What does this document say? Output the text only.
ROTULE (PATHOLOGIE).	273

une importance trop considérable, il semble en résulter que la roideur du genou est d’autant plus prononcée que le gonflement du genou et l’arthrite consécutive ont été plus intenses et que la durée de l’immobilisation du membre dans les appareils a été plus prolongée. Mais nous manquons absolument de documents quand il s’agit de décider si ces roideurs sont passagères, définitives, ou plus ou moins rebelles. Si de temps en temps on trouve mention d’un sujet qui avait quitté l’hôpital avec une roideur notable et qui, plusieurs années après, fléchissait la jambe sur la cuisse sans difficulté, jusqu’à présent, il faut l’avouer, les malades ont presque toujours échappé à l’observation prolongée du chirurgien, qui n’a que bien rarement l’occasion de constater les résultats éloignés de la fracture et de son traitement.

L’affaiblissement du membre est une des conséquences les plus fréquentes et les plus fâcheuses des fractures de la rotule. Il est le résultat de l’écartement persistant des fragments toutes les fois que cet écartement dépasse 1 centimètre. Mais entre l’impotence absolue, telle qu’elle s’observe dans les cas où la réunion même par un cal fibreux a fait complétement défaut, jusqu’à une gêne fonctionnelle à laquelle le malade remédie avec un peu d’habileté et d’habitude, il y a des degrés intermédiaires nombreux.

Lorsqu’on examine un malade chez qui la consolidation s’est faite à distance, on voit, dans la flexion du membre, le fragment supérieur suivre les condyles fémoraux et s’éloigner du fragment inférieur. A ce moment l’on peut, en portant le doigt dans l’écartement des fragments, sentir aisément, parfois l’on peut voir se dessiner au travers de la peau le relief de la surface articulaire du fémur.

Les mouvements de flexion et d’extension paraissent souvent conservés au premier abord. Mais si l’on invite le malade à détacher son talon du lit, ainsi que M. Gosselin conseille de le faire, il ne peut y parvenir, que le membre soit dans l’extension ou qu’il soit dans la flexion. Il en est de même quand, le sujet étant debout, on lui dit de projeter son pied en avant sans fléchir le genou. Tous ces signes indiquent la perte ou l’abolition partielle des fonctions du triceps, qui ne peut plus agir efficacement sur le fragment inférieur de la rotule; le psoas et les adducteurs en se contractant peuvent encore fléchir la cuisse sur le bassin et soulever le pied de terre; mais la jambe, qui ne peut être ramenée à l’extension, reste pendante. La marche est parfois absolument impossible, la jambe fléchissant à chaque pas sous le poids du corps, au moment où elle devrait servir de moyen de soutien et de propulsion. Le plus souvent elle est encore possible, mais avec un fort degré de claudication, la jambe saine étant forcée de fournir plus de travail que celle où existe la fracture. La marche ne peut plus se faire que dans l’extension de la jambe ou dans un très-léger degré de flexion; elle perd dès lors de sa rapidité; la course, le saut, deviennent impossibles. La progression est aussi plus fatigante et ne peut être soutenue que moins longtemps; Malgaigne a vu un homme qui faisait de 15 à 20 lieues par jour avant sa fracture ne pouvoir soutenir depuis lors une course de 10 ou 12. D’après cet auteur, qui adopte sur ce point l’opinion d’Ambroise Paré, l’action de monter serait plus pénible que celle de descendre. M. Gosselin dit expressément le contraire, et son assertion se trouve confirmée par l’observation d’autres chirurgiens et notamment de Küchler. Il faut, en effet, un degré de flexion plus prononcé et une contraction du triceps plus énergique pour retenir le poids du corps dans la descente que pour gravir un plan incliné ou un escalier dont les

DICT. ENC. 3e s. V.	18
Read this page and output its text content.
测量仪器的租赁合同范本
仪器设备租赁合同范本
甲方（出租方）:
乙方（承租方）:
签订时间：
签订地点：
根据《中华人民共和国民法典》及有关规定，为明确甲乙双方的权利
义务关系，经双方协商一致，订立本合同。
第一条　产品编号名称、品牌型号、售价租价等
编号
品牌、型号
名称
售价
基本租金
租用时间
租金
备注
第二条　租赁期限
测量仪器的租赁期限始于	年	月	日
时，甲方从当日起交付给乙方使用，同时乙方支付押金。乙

» Challenge
From the records above, extract every entry exactly as given.

» Solution
What does this document say? Output the text only.
ROTULE (PATHOLOGIE).	273

une importance trop considérable, il semble en résulter que la roideur du genou est d’autant plus prononcée que le gonflement du genou et l’arthrite consécutive ont été plus intenses et que la durée de l’immobilisation du membre dans les appareils a été plus prolongée. Mais nous manquons absolument de documents quand il s’agit de décider si ces roideurs sont passagères, définitives, ou plus ou moins rebelles. Si de temps en temps on trouve mention d’un sujet qui avait quitté l’hôpital avec une roideur notable et qui, plusieurs années après, fléchissait la jambe sur la cuisse sans difficulté, jusqu’à présent, il faut l’avouer, les malades ont presque toujours échappé à l’observation prolongée du chirurgien, qui n’a que bien rarement l’occasion de constater les résultats éloignés de la fracture et de son traitement.

L’affaiblissement du membre est une des conséquences les plus fréquentes et les plus fâcheuses des fractures de la rotule. Il est le résultat de l’écartement persistant des fragments toutes les fois que cet écartement dépasse 1 centimètre. Mais entre l’impotence absolue, telle qu’elle s’observe dans les cas où la réunion même par un cal fibreux a fait complétement défaut, jusqu’à une gêne fonctionnelle à laquelle le malade remédie avec un peu d’habileté et d’habitude, il y a des degrés intermédiaires nombreux.

Lorsqu’on examine un malade chez qui la consolidation s’est faite à distance, on voit, dans la flexion du membre, le fragment supérieur suivre les condyles fémoraux et s’éloigner du fragment inférieur. A ce moment l’on peut, en portant le doigt dans l’écartement des fragments, sentir aisément, parfois l’on peut voir se dessiner au travers de la peau le relief de la surface articulaire du fémur.

Les mouvements de flexion et d’extension paraissent souvent conservés au premier abord. Mais si l’on invite le malade à détacher son talon du lit, ainsi que M. Gosselin conseille de le faire, il ne peut y parvenir, que le membre soit dans l’extension ou qu’il soit dans la flexion. Il en est de même quand, le sujet étant debout, on lui dit de projeter son pied en avant sans fléchir le genou. Tous ces signes indiquent la perte ou l’abolition partielle des fonctions du triceps, qui ne peut plus agir efficacement sur le fragment inférieur de la rotule; le psoas et les adducteurs en se contractant peuvent encore fléchir la cuisse sur le bassin et soulever le pied de terre; mais la jambe, qui ne peut être ramenée à l’extension, reste pendante. La marche est parfois absolument impossible, la jambe fléchissant à chaque pas sous le poids du corps, au moment où elle devrait servir de moyen de soutien et de propulsion. Le plus souvent elle est encore possible, mais avec un fort degré de claudication, la jambe saine étant forcée de fournir plus de travail que celle où existe la fracture. La marche ne peut plus se faire que dans l’extension de la jambe ou dans un très-léger degré de flexion; elle perd dès lors de sa rapidité; la course, le saut, deviennent impossibles. La progression est aussi plus fatigante et ne peut être soutenue que moins longtemps; Malgaigne a vu un homme qui faisait de 15 à 20 lieues par jour avant sa fracture ne pouvoir soutenir depuis lors une course de 10 ou 12. D’après cet auteur, qui adopte sur ce point l’opinion d’Ambroise Paré, l’action de monter serait plus pénible que celle de descendre. M. Gosselin dit expressément le contraire, et son assertion se trouve confirmée par l’observation d’autres chirurgiens et notamment de Küchler. Il faut, en effet, un degré de flexion plus prononcé et une contraction du triceps plus énergique pour retenir le poids du corps dans la descente que pour gravir un plan incliné ou un escalier dont les

DICT. ENC. 3e s. V.	18
Read this page and output its text content.
测量仪器的租赁合同范本
仪器设备租赁合同范本
甲方（出租方）:
乙方（承租方）:
签订时间：
签订地点：
根据《中华人民共和国民法典》及有关规定，为明确甲乙双方的权利
义务关系，经双方协商一致，订立本合同。
第一条　产品编号名称、品牌型号、售价租价等
编号
品牌、型号
名称
售价
基本租金
租用时间
租金
备注
第二条　租赁期限
测量仪器的租赁期限始于	年	月	日
时，甲方从当日起交付给乙方使用，同时乙方支付押金。乙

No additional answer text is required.